__WHAT IS ASKED__
Tally the lines with the word "Energy" and report the number alone.

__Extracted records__

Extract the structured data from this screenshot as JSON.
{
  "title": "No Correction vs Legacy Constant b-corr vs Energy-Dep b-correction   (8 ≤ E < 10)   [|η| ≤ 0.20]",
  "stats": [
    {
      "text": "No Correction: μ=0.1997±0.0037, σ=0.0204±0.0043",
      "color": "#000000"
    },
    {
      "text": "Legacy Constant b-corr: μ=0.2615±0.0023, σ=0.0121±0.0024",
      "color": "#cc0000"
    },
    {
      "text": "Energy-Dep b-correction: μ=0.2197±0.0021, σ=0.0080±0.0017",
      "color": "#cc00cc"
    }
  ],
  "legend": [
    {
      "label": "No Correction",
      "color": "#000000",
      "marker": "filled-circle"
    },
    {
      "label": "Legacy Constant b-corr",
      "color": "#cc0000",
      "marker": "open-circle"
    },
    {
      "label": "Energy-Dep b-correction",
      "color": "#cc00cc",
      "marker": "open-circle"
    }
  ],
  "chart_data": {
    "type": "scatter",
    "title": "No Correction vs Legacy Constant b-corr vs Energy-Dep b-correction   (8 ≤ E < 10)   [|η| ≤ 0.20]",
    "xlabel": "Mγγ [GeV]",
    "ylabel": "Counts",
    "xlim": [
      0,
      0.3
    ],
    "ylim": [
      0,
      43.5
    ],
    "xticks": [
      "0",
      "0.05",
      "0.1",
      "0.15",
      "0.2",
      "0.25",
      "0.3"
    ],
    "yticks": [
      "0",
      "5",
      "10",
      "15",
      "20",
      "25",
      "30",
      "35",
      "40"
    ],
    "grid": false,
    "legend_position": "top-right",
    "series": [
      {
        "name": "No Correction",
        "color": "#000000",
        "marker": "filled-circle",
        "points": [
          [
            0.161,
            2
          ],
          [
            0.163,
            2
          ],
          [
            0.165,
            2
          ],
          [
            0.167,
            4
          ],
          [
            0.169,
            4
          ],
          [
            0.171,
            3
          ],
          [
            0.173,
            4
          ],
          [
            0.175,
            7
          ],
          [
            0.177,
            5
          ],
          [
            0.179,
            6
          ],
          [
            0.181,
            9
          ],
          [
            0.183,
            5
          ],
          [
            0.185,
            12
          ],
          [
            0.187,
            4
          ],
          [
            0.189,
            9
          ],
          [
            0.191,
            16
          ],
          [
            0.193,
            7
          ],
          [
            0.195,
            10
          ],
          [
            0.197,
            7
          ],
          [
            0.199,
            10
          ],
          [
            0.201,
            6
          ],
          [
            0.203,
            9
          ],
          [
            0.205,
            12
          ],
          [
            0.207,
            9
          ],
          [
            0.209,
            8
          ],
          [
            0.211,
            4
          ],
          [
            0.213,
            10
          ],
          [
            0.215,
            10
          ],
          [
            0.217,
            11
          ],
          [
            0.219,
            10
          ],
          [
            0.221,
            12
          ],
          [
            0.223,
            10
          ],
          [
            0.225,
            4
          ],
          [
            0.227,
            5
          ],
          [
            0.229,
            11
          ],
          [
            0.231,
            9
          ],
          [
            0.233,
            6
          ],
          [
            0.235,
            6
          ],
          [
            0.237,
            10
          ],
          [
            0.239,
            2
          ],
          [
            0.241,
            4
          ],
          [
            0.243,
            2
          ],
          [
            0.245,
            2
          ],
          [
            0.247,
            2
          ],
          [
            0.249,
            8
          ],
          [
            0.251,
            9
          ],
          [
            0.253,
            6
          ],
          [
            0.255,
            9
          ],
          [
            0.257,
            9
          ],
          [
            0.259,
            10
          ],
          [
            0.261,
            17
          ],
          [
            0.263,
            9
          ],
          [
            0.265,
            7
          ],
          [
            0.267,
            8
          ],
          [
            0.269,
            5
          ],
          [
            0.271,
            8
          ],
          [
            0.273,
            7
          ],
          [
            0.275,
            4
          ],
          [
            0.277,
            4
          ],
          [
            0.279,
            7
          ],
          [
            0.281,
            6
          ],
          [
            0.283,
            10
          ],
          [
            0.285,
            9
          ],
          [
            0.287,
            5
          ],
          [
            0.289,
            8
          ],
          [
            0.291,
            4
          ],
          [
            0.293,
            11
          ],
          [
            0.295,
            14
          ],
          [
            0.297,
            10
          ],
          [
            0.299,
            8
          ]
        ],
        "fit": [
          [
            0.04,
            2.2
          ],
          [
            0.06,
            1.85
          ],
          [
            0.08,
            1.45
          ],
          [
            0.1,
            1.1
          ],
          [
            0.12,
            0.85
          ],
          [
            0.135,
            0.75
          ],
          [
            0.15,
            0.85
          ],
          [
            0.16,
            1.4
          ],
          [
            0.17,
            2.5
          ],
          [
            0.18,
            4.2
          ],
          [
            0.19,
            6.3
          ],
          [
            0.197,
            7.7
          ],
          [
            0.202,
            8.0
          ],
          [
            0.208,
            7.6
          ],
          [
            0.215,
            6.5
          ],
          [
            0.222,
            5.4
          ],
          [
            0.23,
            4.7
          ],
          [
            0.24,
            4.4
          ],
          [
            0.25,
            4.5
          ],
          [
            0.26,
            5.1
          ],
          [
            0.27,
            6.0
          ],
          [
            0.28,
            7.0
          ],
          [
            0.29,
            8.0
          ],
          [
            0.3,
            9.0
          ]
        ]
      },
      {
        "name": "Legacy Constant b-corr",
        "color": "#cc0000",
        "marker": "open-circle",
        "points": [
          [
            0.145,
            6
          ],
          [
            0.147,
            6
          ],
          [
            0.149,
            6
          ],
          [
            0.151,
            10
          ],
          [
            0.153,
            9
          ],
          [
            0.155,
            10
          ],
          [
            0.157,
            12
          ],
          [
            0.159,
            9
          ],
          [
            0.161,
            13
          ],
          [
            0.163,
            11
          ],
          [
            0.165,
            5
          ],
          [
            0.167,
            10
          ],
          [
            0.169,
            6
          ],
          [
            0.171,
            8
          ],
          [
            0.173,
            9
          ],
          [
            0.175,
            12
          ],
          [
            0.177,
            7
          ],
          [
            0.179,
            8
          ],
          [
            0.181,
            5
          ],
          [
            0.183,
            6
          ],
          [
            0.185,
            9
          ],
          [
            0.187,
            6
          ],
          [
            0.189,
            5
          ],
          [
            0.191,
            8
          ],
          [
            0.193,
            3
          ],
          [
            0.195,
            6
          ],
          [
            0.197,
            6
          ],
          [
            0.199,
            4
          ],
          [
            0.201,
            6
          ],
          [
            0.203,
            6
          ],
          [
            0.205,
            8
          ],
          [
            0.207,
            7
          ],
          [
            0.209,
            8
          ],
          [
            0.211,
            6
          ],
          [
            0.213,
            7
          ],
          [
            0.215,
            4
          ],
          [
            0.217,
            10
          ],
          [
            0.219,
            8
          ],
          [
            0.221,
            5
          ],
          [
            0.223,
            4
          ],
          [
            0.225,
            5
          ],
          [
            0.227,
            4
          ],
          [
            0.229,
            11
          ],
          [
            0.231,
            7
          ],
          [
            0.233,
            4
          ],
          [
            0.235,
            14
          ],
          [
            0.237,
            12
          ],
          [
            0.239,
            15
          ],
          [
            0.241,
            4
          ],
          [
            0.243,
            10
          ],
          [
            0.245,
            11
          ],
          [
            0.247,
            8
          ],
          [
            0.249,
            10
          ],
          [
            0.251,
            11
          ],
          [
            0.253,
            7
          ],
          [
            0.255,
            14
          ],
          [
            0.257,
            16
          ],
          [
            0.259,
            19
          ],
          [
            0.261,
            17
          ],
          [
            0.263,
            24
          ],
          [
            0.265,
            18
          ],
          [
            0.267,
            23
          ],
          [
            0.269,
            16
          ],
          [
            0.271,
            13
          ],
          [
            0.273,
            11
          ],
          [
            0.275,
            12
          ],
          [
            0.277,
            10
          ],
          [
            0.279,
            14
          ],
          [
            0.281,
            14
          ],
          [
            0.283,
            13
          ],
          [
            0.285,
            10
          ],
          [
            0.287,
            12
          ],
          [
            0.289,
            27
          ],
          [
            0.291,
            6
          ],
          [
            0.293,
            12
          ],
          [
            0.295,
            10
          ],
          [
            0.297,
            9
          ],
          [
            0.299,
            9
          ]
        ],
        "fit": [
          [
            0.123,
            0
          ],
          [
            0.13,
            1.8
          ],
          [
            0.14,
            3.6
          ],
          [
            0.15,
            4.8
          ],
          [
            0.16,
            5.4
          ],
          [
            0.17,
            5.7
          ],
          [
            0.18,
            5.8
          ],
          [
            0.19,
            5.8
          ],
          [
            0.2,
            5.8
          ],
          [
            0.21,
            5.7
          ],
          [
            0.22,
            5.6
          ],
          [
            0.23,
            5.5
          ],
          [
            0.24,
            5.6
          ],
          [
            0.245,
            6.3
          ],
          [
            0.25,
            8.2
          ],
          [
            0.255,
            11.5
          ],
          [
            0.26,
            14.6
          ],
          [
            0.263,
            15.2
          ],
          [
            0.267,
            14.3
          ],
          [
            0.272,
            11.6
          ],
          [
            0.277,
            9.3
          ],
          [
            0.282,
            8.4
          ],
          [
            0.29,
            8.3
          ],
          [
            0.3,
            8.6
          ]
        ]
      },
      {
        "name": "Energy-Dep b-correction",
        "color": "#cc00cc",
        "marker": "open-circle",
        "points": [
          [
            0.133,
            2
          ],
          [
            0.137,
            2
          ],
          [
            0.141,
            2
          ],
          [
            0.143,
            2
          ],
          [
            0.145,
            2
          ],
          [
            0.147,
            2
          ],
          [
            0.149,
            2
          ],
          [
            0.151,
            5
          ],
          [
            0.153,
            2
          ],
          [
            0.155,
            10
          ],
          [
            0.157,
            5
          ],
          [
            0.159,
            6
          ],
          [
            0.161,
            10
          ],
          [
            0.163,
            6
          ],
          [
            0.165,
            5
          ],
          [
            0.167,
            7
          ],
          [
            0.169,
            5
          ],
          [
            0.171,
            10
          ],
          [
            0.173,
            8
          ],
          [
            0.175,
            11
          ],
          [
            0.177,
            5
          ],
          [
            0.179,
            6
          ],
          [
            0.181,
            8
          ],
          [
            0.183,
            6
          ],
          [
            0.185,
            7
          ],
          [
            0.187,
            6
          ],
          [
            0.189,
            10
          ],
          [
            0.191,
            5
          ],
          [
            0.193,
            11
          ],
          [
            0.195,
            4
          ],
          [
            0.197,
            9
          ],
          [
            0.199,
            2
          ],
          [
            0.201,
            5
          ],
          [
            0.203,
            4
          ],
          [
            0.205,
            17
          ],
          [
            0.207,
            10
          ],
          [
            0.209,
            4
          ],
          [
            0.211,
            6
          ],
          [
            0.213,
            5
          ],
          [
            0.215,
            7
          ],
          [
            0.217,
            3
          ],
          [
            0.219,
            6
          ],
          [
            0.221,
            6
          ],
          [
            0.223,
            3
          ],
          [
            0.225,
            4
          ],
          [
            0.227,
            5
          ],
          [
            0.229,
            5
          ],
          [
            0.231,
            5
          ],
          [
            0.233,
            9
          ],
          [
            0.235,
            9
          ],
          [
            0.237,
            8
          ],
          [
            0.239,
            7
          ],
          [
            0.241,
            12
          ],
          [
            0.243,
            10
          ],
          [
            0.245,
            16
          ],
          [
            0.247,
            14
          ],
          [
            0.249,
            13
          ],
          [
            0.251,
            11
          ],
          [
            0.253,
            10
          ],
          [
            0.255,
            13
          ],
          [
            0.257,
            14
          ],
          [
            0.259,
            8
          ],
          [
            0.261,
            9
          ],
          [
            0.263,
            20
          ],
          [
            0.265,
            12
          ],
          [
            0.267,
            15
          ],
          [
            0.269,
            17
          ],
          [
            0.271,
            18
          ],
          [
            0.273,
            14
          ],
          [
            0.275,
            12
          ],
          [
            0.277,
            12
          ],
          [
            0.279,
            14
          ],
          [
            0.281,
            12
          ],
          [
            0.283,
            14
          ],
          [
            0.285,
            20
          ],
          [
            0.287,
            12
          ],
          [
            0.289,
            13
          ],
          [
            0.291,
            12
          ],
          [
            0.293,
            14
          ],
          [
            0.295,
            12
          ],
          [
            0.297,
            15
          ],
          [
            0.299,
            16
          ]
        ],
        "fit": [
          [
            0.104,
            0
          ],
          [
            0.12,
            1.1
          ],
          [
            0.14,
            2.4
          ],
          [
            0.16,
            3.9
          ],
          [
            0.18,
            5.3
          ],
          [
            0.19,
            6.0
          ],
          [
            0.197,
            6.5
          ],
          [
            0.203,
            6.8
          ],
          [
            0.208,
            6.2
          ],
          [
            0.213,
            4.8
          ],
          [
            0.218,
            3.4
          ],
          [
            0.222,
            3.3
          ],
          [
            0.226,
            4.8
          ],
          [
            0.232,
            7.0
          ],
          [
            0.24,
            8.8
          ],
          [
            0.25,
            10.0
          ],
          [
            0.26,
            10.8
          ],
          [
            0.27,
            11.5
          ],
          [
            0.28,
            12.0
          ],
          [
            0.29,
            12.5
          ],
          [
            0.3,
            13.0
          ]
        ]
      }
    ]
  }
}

__EXPECTED ANSWER__
5